> [Exercise requirements]: Look through the data below and return each line where "JSON" appears.

# Dataset extract start

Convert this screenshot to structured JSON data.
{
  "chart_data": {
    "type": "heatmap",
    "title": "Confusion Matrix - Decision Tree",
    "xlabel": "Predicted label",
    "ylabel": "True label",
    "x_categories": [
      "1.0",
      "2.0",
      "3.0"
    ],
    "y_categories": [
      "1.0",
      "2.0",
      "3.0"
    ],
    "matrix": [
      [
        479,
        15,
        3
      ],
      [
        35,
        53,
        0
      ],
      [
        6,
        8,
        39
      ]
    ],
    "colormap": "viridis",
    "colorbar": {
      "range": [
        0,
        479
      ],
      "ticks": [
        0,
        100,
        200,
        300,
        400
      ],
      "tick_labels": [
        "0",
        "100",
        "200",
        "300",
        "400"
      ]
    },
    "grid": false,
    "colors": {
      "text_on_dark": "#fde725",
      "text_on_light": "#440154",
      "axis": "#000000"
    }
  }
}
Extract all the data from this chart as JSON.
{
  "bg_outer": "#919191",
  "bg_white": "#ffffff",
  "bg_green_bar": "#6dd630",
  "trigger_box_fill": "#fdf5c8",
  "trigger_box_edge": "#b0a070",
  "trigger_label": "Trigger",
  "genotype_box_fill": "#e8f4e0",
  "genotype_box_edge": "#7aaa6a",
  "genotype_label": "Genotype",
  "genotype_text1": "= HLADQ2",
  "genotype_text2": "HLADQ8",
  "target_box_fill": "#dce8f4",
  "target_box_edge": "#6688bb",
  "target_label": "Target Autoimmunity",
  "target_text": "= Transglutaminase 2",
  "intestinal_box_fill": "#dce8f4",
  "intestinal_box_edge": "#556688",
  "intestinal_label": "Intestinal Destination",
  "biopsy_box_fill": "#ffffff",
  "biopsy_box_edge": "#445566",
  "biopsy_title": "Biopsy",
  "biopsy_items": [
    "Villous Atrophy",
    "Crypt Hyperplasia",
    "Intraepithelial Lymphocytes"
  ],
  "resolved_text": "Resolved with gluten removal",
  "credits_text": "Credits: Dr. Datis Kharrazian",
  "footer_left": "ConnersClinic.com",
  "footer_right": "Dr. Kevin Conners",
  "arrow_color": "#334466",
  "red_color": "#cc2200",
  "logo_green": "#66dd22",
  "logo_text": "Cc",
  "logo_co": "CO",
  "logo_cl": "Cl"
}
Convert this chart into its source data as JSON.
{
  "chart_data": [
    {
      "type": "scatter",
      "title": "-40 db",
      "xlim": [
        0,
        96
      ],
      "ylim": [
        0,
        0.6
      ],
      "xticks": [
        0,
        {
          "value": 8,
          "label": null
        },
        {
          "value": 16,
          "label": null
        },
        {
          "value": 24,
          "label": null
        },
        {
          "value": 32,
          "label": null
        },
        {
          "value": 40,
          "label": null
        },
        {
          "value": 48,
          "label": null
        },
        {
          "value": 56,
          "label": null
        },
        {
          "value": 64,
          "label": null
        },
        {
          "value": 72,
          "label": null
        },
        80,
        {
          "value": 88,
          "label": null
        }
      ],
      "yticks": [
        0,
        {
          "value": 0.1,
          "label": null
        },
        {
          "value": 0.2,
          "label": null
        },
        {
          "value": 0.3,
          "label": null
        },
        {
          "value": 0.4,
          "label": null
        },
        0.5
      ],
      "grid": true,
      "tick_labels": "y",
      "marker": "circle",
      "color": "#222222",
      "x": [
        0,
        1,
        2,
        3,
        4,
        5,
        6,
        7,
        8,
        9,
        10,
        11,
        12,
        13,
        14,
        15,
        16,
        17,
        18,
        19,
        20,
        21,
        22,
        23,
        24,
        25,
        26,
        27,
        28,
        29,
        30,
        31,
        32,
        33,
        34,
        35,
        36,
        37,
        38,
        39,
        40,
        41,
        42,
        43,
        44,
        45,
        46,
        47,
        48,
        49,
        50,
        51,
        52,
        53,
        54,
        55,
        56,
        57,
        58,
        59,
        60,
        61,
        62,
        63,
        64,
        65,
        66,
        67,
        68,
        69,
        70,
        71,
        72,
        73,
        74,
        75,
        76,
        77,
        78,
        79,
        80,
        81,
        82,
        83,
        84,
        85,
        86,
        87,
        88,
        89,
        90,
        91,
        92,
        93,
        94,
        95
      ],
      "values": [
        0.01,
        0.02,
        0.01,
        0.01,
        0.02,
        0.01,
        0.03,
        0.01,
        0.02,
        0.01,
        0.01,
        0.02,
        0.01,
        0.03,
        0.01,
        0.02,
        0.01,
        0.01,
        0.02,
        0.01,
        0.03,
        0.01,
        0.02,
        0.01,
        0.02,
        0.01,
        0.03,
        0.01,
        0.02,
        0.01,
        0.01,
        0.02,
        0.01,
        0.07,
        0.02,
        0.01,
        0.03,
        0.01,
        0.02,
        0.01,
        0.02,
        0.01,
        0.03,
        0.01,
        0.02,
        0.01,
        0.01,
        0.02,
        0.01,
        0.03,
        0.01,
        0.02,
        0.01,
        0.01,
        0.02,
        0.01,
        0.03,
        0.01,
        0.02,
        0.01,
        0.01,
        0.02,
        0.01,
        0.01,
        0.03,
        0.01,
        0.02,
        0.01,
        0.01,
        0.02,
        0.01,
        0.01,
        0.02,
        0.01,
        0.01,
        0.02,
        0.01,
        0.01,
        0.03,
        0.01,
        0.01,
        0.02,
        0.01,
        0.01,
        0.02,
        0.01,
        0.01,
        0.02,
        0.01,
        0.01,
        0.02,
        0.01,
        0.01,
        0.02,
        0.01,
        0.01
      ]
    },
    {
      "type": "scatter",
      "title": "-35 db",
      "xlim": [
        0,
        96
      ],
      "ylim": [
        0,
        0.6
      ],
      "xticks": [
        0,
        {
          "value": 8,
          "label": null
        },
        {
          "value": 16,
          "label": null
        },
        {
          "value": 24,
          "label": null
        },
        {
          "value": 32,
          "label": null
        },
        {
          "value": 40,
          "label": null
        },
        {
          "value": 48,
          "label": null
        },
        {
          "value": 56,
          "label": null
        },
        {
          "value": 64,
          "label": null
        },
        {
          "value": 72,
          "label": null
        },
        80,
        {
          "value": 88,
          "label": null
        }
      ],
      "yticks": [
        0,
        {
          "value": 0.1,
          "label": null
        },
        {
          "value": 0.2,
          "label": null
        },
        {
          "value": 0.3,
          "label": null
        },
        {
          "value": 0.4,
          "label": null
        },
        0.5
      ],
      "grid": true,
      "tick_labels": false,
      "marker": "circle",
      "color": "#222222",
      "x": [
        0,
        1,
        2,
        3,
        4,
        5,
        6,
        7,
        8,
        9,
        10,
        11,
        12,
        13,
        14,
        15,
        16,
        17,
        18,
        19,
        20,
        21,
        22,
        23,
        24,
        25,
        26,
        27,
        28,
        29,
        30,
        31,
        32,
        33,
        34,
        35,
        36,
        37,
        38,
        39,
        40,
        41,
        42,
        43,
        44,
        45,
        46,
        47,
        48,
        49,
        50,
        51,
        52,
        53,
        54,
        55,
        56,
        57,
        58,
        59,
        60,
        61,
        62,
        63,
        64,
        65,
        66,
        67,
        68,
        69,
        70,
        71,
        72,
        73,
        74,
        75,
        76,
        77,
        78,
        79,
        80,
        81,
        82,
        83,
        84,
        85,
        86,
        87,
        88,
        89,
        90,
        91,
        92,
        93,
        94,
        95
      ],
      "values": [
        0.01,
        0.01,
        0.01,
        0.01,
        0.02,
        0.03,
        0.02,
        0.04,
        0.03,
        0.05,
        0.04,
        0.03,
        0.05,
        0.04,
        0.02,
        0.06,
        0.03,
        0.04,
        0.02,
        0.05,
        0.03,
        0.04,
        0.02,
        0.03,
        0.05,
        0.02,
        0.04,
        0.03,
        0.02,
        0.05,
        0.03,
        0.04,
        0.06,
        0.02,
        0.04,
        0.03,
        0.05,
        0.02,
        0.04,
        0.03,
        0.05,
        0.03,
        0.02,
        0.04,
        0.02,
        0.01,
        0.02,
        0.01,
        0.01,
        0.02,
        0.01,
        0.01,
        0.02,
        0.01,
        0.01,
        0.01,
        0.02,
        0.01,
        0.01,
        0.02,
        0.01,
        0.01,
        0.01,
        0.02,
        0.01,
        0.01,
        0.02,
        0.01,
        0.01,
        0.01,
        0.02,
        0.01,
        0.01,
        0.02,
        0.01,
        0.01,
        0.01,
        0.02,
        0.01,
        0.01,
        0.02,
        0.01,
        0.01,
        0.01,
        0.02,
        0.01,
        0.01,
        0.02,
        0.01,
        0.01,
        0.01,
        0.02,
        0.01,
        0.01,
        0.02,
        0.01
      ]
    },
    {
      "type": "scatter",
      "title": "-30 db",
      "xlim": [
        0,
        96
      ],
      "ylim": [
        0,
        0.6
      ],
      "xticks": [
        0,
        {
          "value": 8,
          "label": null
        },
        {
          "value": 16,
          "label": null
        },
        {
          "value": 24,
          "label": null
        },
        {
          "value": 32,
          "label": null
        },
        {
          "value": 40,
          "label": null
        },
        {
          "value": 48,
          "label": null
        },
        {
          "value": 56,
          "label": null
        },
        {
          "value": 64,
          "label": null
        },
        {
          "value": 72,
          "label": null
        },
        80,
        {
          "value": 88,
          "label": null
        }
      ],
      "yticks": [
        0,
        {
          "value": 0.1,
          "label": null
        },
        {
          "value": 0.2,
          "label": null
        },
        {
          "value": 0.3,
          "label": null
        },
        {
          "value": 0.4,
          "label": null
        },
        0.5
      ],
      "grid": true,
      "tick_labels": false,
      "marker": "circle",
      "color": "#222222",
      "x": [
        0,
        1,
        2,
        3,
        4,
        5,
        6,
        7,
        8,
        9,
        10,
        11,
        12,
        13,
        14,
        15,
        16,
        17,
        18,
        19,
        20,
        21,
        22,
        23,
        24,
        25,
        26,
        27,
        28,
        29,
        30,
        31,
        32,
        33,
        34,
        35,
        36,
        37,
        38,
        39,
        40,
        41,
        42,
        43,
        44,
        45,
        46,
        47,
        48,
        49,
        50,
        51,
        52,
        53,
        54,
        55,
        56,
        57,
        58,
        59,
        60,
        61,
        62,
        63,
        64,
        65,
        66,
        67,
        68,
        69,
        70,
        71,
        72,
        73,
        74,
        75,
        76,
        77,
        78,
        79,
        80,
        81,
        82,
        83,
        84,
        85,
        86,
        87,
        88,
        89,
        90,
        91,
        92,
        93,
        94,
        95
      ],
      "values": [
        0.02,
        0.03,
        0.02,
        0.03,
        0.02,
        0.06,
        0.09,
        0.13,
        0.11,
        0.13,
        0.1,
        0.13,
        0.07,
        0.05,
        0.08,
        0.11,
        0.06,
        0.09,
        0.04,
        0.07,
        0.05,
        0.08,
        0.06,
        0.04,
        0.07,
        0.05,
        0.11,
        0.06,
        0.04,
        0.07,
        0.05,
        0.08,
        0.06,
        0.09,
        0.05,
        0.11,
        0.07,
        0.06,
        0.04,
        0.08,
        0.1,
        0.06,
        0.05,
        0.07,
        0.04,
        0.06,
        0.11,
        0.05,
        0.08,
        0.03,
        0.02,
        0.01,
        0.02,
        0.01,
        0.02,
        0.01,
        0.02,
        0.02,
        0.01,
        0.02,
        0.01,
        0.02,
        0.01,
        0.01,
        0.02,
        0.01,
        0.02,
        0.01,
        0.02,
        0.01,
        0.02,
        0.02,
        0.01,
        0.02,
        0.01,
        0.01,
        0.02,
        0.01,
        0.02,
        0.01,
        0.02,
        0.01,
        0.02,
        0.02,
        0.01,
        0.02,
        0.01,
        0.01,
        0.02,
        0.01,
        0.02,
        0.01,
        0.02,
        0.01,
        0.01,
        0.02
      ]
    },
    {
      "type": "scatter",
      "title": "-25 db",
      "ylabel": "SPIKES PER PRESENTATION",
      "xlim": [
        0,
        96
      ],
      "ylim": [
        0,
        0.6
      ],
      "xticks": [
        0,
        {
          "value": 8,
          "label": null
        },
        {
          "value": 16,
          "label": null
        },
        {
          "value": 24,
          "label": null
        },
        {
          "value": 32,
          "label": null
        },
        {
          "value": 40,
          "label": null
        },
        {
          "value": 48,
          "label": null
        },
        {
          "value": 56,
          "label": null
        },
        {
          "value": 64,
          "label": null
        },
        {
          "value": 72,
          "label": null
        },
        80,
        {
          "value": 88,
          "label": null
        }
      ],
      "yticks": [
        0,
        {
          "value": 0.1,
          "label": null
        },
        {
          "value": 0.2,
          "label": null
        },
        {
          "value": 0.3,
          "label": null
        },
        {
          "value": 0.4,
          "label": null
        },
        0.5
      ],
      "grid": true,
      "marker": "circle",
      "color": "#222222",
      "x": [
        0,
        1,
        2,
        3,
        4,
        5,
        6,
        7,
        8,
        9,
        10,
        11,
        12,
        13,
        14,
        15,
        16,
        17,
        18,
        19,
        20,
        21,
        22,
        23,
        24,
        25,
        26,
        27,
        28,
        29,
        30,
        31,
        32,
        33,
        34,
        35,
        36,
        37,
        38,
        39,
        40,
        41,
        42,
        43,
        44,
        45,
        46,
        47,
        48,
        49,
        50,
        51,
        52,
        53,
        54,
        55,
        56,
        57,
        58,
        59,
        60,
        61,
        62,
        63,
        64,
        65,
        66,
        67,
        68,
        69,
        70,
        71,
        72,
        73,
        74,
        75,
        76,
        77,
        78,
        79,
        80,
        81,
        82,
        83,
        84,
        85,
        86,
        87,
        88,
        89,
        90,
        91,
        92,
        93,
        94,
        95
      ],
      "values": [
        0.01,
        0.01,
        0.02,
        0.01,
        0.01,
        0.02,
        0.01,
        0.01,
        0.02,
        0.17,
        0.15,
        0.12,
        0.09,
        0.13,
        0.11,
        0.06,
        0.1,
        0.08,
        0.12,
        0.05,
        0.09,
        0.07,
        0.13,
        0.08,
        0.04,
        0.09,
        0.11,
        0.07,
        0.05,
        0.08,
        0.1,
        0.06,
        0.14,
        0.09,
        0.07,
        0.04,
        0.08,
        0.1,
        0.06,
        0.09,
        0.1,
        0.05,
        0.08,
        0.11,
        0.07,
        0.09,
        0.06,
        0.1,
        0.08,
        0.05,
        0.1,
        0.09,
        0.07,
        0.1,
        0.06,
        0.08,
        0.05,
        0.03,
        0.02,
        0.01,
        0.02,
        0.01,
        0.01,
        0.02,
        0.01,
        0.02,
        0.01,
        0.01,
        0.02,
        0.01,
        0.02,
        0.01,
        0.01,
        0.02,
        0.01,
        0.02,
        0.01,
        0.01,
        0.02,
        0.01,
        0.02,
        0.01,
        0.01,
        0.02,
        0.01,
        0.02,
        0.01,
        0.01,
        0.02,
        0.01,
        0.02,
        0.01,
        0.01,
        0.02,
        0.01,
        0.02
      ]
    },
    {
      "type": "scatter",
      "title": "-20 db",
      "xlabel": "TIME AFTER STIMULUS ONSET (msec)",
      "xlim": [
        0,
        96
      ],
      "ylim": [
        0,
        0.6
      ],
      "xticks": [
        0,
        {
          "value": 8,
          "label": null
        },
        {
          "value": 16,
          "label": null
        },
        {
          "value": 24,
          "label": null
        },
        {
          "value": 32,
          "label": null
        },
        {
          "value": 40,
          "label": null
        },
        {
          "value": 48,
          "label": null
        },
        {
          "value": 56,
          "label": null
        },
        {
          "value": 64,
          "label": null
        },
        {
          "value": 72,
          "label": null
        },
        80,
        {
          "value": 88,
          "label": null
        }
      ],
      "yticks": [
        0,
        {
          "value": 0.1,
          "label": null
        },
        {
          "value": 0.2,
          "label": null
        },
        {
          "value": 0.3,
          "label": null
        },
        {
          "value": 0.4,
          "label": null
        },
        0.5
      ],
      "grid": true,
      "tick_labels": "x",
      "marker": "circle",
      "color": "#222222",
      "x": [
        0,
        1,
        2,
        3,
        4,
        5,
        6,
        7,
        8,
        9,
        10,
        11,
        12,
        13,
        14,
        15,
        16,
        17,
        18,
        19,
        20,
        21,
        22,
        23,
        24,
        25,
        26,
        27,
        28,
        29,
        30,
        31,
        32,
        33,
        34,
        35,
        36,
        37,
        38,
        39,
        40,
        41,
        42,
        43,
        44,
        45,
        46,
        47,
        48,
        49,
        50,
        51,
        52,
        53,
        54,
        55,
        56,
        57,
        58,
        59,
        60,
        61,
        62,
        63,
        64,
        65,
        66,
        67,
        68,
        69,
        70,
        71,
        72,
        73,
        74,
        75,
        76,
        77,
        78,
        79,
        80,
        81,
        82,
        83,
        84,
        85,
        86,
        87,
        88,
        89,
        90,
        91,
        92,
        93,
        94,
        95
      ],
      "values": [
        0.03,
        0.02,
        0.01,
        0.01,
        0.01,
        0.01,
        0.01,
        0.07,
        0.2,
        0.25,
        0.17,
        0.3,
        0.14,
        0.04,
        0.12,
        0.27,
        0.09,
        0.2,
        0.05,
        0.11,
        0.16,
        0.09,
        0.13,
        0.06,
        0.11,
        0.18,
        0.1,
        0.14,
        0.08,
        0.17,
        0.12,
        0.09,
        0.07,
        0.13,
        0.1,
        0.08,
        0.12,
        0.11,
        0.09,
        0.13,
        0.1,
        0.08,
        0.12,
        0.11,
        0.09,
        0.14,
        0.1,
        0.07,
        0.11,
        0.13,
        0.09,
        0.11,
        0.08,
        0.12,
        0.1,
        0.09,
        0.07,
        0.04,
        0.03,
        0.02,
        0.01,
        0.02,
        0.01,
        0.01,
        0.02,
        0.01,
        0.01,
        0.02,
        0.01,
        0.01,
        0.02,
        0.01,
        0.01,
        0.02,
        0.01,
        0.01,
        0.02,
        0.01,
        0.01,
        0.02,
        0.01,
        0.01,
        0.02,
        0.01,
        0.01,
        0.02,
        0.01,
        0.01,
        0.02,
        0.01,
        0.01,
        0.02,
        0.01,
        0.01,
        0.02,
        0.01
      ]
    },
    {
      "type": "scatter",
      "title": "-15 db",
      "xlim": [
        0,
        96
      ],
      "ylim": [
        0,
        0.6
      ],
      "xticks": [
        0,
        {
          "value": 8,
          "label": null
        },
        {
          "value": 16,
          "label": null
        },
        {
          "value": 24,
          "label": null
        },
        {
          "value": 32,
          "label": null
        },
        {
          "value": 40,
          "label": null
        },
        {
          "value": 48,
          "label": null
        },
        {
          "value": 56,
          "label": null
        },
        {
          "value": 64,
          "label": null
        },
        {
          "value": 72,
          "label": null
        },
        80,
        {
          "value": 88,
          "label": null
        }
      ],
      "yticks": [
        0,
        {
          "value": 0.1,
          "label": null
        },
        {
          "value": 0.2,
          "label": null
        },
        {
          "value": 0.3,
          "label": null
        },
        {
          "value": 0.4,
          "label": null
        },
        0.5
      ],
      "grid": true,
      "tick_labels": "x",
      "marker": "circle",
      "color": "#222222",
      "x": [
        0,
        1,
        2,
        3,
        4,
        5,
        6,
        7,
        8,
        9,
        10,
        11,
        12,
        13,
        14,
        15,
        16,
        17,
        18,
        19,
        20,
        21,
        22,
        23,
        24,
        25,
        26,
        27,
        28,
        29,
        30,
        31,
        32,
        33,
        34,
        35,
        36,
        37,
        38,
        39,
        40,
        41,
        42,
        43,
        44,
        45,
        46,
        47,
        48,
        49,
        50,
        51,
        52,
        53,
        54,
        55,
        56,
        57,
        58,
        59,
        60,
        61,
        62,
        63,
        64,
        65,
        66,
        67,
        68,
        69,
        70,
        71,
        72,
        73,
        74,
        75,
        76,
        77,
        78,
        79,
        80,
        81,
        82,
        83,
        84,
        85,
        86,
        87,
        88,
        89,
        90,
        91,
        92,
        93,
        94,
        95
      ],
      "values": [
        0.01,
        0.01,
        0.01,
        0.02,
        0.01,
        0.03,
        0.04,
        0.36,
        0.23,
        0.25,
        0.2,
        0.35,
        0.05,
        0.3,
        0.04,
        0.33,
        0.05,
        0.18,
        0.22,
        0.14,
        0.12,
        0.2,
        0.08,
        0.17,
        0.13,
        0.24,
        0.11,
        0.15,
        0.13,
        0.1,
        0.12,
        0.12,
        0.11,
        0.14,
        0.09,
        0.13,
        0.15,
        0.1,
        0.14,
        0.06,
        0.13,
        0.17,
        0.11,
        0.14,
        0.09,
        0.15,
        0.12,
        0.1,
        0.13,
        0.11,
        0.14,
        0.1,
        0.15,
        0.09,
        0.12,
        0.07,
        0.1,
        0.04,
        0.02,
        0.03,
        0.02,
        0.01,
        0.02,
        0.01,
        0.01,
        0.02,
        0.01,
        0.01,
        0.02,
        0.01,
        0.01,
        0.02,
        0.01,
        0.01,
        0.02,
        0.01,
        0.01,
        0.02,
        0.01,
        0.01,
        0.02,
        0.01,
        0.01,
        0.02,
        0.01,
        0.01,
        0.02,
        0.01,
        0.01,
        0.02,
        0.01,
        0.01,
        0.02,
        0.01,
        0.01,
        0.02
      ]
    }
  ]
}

# Dataset extract end

> [Worked answer]:
Convert this screenshot to structured JSON data.
Extract all the data from this chart as JSON.
Convert this chart into its source data as JSON.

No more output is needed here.